## Stored records
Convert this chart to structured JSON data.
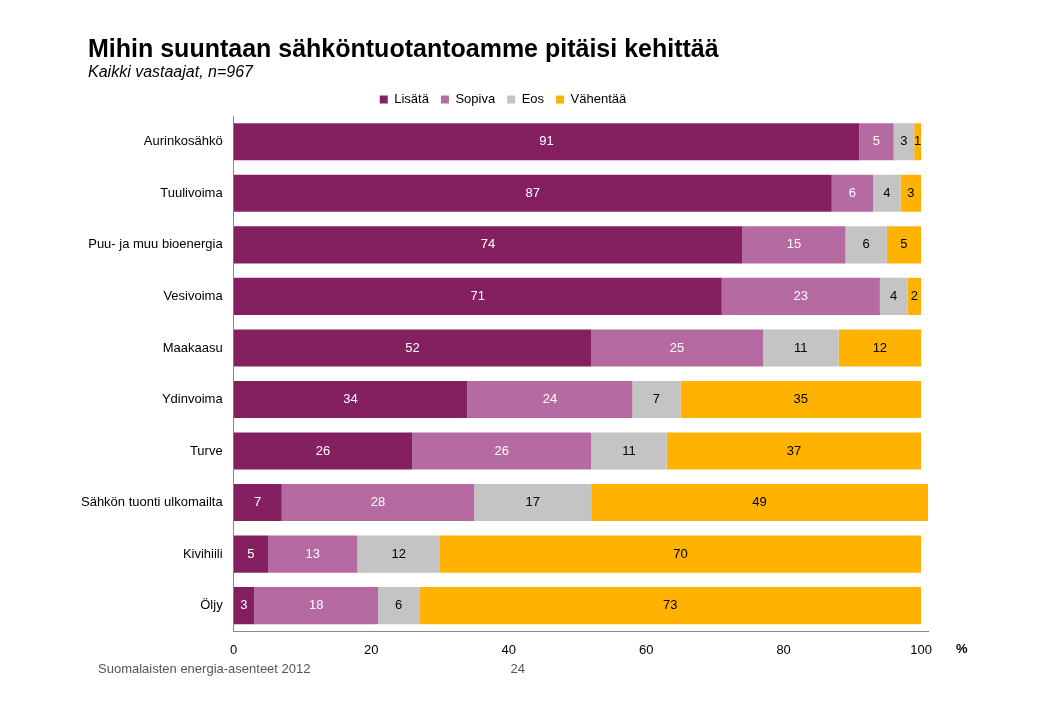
{
  "chart_data": {
    "type": "bar",
    "orientation": "horizontal",
    "stacked": true,
    "title": "Mihin suuntaan sähköntuotantoamme pitäisi kehittää",
    "subtitle": "Kaikki vastaajat, n=967",
    "xlabel": "%",
    "categories": [
      "Aurinkosähkö",
      "Tuulivoima",
      "Puu- ja muu bioenergia",
      "Vesivoima",
      "Maakaasu",
      "Ydinvoima",
      "Turve",
      "Sähkön tuonti ulkomailta",
      "Kivihiili",
      "Öljy"
    ],
    "series": [
      {
        "name": "Lisätä",
        "color": "#84205f",
        "values": [
          91,
          87,
          74,
          71,
          52,
          34,
          26,
          7,
          5,
          3
        ]
      },
      {
        "name": "Sopiva",
        "color": "#b56aa2",
        "values": [
          5,
          6,
          15,
          23,
          25,
          24,
          26,
          28,
          13,
          18
        ]
      },
      {
        "name": "Eos",
        "color": "#c4c4c4",
        "values": [
          3,
          4,
          6,
          4,
          11,
          7,
          11,
          17,
          12,
          6
        ]
      },
      {
        "name": "Vähentää",
        "color": "#ffb300",
        "values": [
          1,
          3,
          5,
          2,
          12,
          35,
          37,
          49,
          70,
          73
        ]
      }
    ],
    "xlim": [
      0,
      101
    ],
    "xticks": [
      0,
      20,
      40,
      60,
      80,
      100
    ],
    "grid": false,
    "legend": "top",
    "data_labels": true,
    "annotations": [
      "Suomalaisten energia-asenteet 2012",
      "24"
    ]
  }
}
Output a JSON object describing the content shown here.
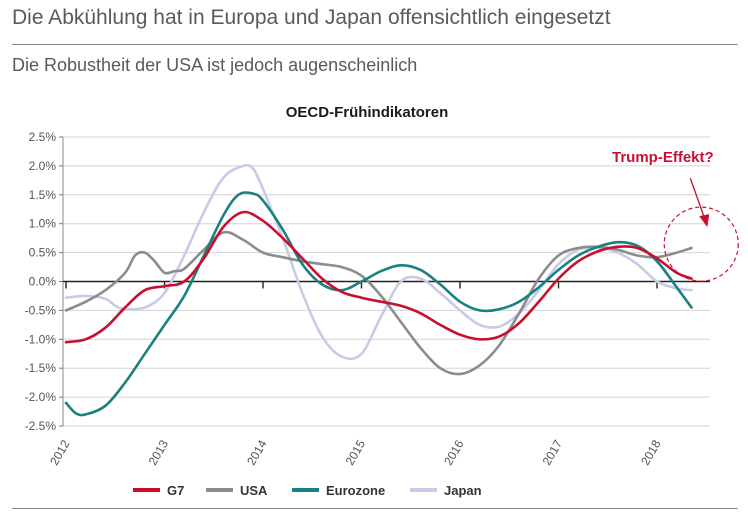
{
  "header": {
    "title": "Die Abkühlung hat in Europa und Japan offensichtlich eingesetzt",
    "subtitle": "Die Robustheit der USA ist jedoch augenscheinlich"
  },
  "chart_data": {
    "type": "line",
    "title": "OECD-Frühindikatoren",
    "xlabel": "",
    "ylabel": "",
    "xlim": [
      2012,
      2018.65
    ],
    "ylim": [
      -2.5,
      2.5
    ],
    "y_ticks": [
      2.5,
      2.0,
      1.5,
      1.0,
      0.5,
      0.0,
      -0.5,
      -1.0,
      -1.5,
      -2.0,
      -2.5
    ],
    "y_tick_labels": [
      "2.5%",
      "2.0%",
      "1.5%",
      "1.0%",
      "0.5%",
      "0.0%",
      "-0.5%",
      "-1.0%",
      "-1.5%",
      "-2.0%",
      "-2.5%"
    ],
    "x_ticks": [
      2012,
      2013,
      2014,
      2015,
      2016,
      2017,
      2018
    ],
    "x_tick_labels": [
      "2012",
      "2013",
      "2014",
      "2015",
      "2016",
      "2017",
      "2018"
    ],
    "grid": "horizontal",
    "legend_position": "bottom",
    "annotation": {
      "text": "Trump-Effekt?",
      "color": "#c8102e",
      "target": {
        "x": 2018.5,
        "y": 0.75
      }
    },
    "series": [
      {
        "name": "G7",
        "color": "#c8102e",
        "x": [
          2012.0,
          2012.2,
          2012.4,
          2012.6,
          2012.8,
          2013.0,
          2013.2,
          2013.4,
          2013.6,
          2013.8,
          2014.0,
          2014.2,
          2014.4,
          2014.6,
          2014.8,
          2015.0,
          2015.2,
          2015.4,
          2015.6,
          2015.8,
          2016.0,
          2016.2,
          2016.4,
          2016.6,
          2016.8,
          2017.0,
          2017.2,
          2017.4,
          2017.6,
          2017.8,
          2018.0,
          2018.2,
          2018.35
        ],
        "y": [
          -1.05,
          -1.0,
          -0.8,
          -0.45,
          -0.15,
          -0.08,
          0.0,
          0.4,
          0.95,
          1.2,
          1.05,
          0.75,
          0.4,
          0.05,
          -0.18,
          -0.28,
          -0.35,
          -0.42,
          -0.55,
          -0.75,
          -0.92,
          -1.0,
          -0.95,
          -0.72,
          -0.35,
          0.05,
          0.35,
          0.52,
          0.6,
          0.58,
          0.4,
          0.15,
          0.05
        ]
      },
      {
        "name": "USA",
        "color": "#8c8c8c",
        "x": [
          2012.0,
          2012.2,
          2012.4,
          2012.6,
          2012.7,
          2012.8,
          2012.9,
          2013.0,
          2013.1,
          2013.2,
          2013.4,
          2013.6,
          2013.8,
          2014.0,
          2014.2,
          2014.4,
          2014.6,
          2014.8,
          2015.0,
          2015.2,
          2015.4,
          2015.6,
          2015.8,
          2016.0,
          2016.2,
          2016.4,
          2016.6,
          2016.8,
          2017.0,
          2017.2,
          2017.4,
          2017.6,
          2017.8,
          2018.0,
          2018.2,
          2018.35
        ],
        "y": [
          -0.5,
          -0.35,
          -0.15,
          0.15,
          0.45,
          0.5,
          0.35,
          0.15,
          0.18,
          0.22,
          0.55,
          0.85,
          0.72,
          0.5,
          0.42,
          0.35,
          0.3,
          0.25,
          0.1,
          -0.25,
          -0.7,
          -1.15,
          -1.5,
          -1.6,
          -1.45,
          -1.1,
          -0.55,
          0.05,
          0.45,
          0.58,
          0.6,
          0.55,
          0.45,
          0.42,
          0.5,
          0.58
        ]
      },
      {
        "name": "Eurozone",
        "color": "#1a8080",
        "x": [
          2012.0,
          2012.1,
          2012.2,
          2012.4,
          2012.6,
          2012.8,
          2013.0,
          2013.2,
          2013.4,
          2013.6,
          2013.75,
          2013.9,
          2014.0,
          2014.2,
          2014.4,
          2014.6,
          2014.8,
          2015.0,
          2015.2,
          2015.4,
          2015.6,
          2015.8,
          2016.0,
          2016.2,
          2016.4,
          2016.6,
          2016.8,
          2017.0,
          2017.2,
          2017.4,
          2017.6,
          2017.8,
          2018.0,
          2018.2,
          2018.35
        ],
        "y": [
          -2.1,
          -2.28,
          -2.3,
          -2.15,
          -1.75,
          -1.25,
          -0.75,
          -0.25,
          0.45,
          1.15,
          1.5,
          1.52,
          1.4,
          0.9,
          0.3,
          -0.05,
          -0.15,
          0.0,
          0.18,
          0.28,
          0.2,
          -0.05,
          -0.35,
          -0.5,
          -0.48,
          -0.35,
          -0.1,
          0.2,
          0.45,
          0.6,
          0.68,
          0.62,
          0.35,
          -0.1,
          -0.45
        ]
      },
      {
        "name": "Japan",
        "color": "#c8cbe6",
        "x": [
          2012.0,
          2012.2,
          2012.4,
          2012.5,
          2012.6,
          2012.8,
          2013.0,
          2013.2,
          2013.4,
          2013.6,
          2013.8,
          2013.9,
          2014.0,
          2014.2,
          2014.4,
          2014.6,
          2014.8,
          2015.0,
          2015.2,
          2015.4,
          2015.6,
          2015.8,
          2016.0,
          2016.2,
          2016.4,
          2016.6,
          2016.8,
          2017.0,
          2017.2,
          2017.4,
          2017.6,
          2017.8,
          2018.0,
          2018.2,
          2018.35
        ],
        "y": [
          -0.28,
          -0.25,
          -0.3,
          -0.42,
          -0.48,
          -0.45,
          -0.2,
          0.45,
          1.2,
          1.8,
          2.0,
          1.95,
          1.6,
          0.75,
          -0.2,
          -0.95,
          -1.3,
          -1.25,
          -0.6,
          0.0,
          0.05,
          -0.2,
          -0.5,
          -0.75,
          -0.78,
          -0.55,
          -0.15,
          0.3,
          0.55,
          0.58,
          0.5,
          0.3,
          0.0,
          -0.12,
          -0.15
        ]
      }
    ]
  }
}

## Stated task
Repeat each record exactly, with the pictures left out.

## The completed task
Convert this chart to structured JSON data.
{
  "chart_data": {
    "type": "bar",
    "orientation": "horizontal",
    "stacked": true,
    "title": "Mihin suuntaan sähköntuotantoamme pitäisi kehittää",
    "subtitle": "Kaikki vastaajat, n=967",
    "xlabel": "%",
    "categories": [
      "Aurinkosähkö",
      "Tuulivoima",
      "Puu- ja muu bioenergia",
      "Vesivoima",
      "Maakaasu",
      "Ydinvoima",
      "Turve",
      "Sähkön tuonti ulkomailta",
      "Kivihiili",
      "Öljy"
    ],
    "series": [
      {
        "name": "Lisätä",
        "color": "#84205f",
        "values": [
          91,
          87,
          74,
          71,
          52,
          34,
          26,
          7,
          5,
          3
        ]
      },
      {
        "name": "Sopiva",
        "color": "#b56aa2",
        "values": [
          5,
          6,
          15,
          23,
          25,
          24,
          26,
          28,
          13,
          18
        ]
      },
      {
        "name": "Eos",
        "color": "#c4c4c4",
        "values": [
          3,
          4,
          6,
          4,
          11,
          7,
          11,
          17,
          12,
          6
        ]
      },
      {
        "name": "Vähentää",
        "color": "#ffb300",
        "values": [
          1,
          3,
          5,
          2,
          12,
          35,
          37,
          49,
          70,
          73
        ]
      }
    ],
    "xlim": [
      0,
      101
    ],
    "xticks": [
      0,
      20,
      40,
      60,
      80,
      100
    ],
    "grid": false,
    "legend": "top",
    "data_labels": true,
    "annotations": [
      "Suomalaisten energia-asenteet 2012",
      "24"
    ]
  }
}
Output a JSON object describing the content shown here.
{
  "header": {
    "title": "Die Abkühlung hat in Europa und Japan offensichtlich eingesetzt",
    "subtitle": "Die Robustheit der USA ist jedoch augenscheinlich"
  },
  "chart_data": {
    "type": "line",
    "title": "OECD-Frühindikatoren",
    "xlabel": "",
    "ylabel": "",
    "xlim": [
      2012,
      2018.65
    ],
    "ylim": [
      -2.5,
      2.5
    ],
    "y_ticks": [
      2.5,
      2.0,
      1.5,
      1.0,
      0.5,
      0.0,
      -0.5,
      -1.0,
      -1.5,
      -2.0,
      -2.5
    ],
    "y_tick_labels": [
      "2.5%",
      "2.0%",
      "1.5%",
      "1.0%",
      "0.5%",
      "0.0%",
      "-0.5%",
      "-1.0%",
      "-1.5%",
      "-2.0%",
      "-2.5%"
    ],
    "x_ticks": [
      2012,
      2013,
      2014,
      2015,
      2016,
      2017,
      2018
    ],
    "x_tick_labels": [
      "2012",
      "2013",
      "2014",
      "2015",
      "2016",
      "2017",
      "2018"
    ],
    "grid": "horizontal",
    "legend_position": "bottom",
    "annotation": {
      "text": "Trump-Effekt?",
      "color": "#c8102e",
      "target": {
        "x": 2018.5,
        "y": 0.75
      }
    },
    "series": [
      {
        "name": "G7",
        "color": "#c8102e",
        "x": [
          2012.0,
          2012.2,
          2012.4,
          2012.6,
          2012.8,
          2013.0,
          2013.2,
          2013.4,
          2013.6,
          2013.8,
          2014.0,
          2014.2,
          2014.4,
          2014.6,
          2014.8,
          2015.0,
          2015.2,
          2015.4,
          2015.6,
          2015.8,
          2016.0,
          2016.2,
          2016.4,
          2016.6,
          2016.8,
          2017.0,
          2017.2,
          2017.4,
          2017.6,
          2017.8,
          2018.0,
          2018.2,
          2018.35
        ],
        "y": [
          -1.05,
          -1.0,
          -0.8,
          -0.45,
          -0.15,
          -0.08,
          0.0,
          0.4,
          0.95,
          1.2,
          1.05,
          0.75,
          0.4,
          0.05,
          -0.18,
          -0.28,
          -0.35,
          -0.42,
          -0.55,
          -0.75,
          -0.92,
          -1.0,
          -0.95,
          -0.72,
          -0.35,
          0.05,
          0.35,
          0.52,
          0.6,
          0.58,
          0.4,
          0.15,
          0.05
        ]
      },
      {
        "name": "USA",
        "color": "#8c8c8c",
        "x": [
          2012.0,
          2012.2,
          2012.4,
          2012.6,
          2012.7,
          2012.8,
          2012.9,
          2013.0,
          2013.1,
          2013.2,
          2013.4,
          2013.6,
          2013.8,
          2014.0,
          2014.2,
          2014.4,
          2014.6,
          2014.8,
          2015.0,
          2015.2,
          2015.4,
          2015.6,
          2015.8,
          2016.0,
          2016.2,
          2016.4,
          2016.6,
          2016.8,
          2017.0,
          2017.2,
          2017.4,
          2017.6,
          2017.8,
          2018.0,
          2018.2,
          2018.35
        ],
        "y": [
          -0.5,
          -0.35,
          -0.15,
          0.15,
          0.45,
          0.5,
          0.35,
          0.15,
          0.18,
          0.22,
          0.55,
          0.85,
          0.72,
          0.5,
          0.42,
          0.35,
          0.3,
          0.25,
          0.1,
          -0.25,
          -0.7,
          -1.15,
          -1.5,
          -1.6,
          -1.45,
          -1.1,
          -0.55,
          0.05,
          0.45,
          0.58,
          0.6,
          0.55,
          0.45,
          0.42,
          0.5,
          0.58
        ]
      },
      {
        "name": "Eurozone",
        "color": "#1a8080",
        "x": [
          2012.0,
          2012.1,
          2012.2,
          2012.4,
          2012.6,
          2012.8,
          2013.0,
          2013.2,
          2013.4,
          2013.6,
          2013.75,
          2013.9,
          2014.0,
          2014.2,
          2014.4,
          2014.6,
          2014.8,
          2015.0,
          2015.2,
          2015.4,
          2015.6,
          2015.8,
          2016.0,
          2016.2,
          2016.4,
          2016.6,
          2016.8,
          2017.0,
          2017.2,
          2017.4,
          2017.6,
          2017.8,
          2018.0,
          2018.2,
          2018.35
        ],
        "y": [
          -2.1,
          -2.28,
          -2.3,
          -2.15,
          -1.75,
          -1.25,
          -0.75,
          -0.25,
          0.45,
          1.15,
          1.5,
          1.52,
          1.4,
          0.9,
          0.3,
          -0.05,
          -0.15,
          0.0,
          0.18,
          0.28,
          0.2,
          -0.05,
          -0.35,
          -0.5,
          -0.48,
          -0.35,
          -0.1,
          0.2,
          0.45,
          0.6,
          0.68,
          0.62,
          0.35,
          -0.1,
          -0.45
        ]
      },
      {
        "name": "Japan",
        "color": "#c8cbe6",
        "x": [
          2012.0,
          2012.2,
          2012.4,
          2012.5,
          2012.6,
          2012.8,
          2013.0,
          2013.2,
          2013.4,
          2013.6,
          2013.8,
          2013.9,
          2014.0,
          2014.2,
          2014.4,
          2014.6,
          2014.8,
          2015.0,
          2015.2,
          2015.4,
          2015.6,
          2015.8,
          2016.0,
          2016.2,
          2016.4,
          2016.6,
          2016.8,
          2017.0,
          2017.2,
          2017.4,
          2017.6,
          2017.8,
          2018.0,
          2018.2,
          2018.35
        ],
        "y": [
          -0.28,
          -0.25,
          -0.3,
          -0.42,
          -0.48,
          -0.45,
          -0.2,
          0.45,
          1.2,
          1.8,
          2.0,
          1.95,
          1.6,
          0.75,
          -0.2,
          -0.95,
          -1.3,
          -1.25,
          -0.6,
          0.0,
          0.05,
          -0.2,
          -0.5,
          -0.75,
          -0.78,
          -0.55,
          -0.15,
          0.3,
          0.55,
          0.58,
          0.5,
          0.3,
          0.0,
          -0.12,
          -0.15
        ]
      }
    ]
  }
}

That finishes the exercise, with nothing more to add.